--- Begin Records for this exercise ---
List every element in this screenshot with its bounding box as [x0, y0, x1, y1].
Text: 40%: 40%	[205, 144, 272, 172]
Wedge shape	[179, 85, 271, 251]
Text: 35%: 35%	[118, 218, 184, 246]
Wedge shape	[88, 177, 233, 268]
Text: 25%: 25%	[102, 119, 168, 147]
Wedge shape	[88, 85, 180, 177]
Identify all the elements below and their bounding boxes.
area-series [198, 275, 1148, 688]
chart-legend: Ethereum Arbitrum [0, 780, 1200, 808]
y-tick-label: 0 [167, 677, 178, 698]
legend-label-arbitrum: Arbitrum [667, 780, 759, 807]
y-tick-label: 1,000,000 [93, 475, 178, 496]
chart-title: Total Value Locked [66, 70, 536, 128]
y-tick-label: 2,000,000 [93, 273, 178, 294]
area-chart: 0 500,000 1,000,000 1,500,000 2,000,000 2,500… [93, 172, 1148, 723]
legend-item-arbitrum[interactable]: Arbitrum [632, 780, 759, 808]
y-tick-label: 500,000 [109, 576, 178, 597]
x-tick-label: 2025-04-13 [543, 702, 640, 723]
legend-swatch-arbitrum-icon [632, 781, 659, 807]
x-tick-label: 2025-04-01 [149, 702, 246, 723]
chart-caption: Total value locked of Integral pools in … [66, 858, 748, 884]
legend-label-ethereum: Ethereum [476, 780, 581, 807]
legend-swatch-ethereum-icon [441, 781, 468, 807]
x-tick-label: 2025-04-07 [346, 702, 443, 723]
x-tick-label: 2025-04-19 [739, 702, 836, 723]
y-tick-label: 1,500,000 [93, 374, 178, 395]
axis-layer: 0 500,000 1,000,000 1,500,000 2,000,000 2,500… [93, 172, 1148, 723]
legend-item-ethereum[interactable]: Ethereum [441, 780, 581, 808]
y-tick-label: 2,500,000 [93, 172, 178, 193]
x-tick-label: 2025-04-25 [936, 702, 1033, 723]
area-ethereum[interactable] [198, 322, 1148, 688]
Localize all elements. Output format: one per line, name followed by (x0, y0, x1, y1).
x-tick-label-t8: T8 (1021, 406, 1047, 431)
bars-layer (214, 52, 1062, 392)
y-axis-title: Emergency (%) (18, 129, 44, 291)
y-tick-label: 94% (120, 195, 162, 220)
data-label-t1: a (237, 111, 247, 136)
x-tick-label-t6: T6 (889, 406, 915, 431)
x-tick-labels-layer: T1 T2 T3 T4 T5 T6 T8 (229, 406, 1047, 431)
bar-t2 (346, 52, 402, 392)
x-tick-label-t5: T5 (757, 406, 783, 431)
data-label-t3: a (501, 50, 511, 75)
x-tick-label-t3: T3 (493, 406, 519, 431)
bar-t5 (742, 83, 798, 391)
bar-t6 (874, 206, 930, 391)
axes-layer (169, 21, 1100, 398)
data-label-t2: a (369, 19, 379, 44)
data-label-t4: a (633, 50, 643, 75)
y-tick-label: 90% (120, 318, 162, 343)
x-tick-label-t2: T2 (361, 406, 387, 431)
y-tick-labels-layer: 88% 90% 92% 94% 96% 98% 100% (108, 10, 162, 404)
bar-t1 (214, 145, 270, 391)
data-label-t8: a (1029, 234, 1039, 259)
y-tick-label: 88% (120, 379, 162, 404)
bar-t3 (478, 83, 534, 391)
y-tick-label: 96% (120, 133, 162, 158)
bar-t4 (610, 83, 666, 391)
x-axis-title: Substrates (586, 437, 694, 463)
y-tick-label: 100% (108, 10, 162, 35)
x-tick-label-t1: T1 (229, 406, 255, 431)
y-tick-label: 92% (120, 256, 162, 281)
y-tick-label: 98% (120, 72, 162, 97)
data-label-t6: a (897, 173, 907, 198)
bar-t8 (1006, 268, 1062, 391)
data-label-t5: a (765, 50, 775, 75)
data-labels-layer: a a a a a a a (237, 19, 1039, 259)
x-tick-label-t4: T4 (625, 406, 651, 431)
--- End Records for this exercise ---
▶ [Aim of the exercise] Find each line above that contains the string "axis", matching case exactly, and copy those lines.

▶ [Written answer]
axis-layer: 0 500,000 1,000,000 1,500,000 2,000,000 2,500… [93, 172, 1148, 723]
y-axis-title: Emergency (%) (18, 129, 44, 291)
x-axis-title: Substrates (586, 437, 694, 463)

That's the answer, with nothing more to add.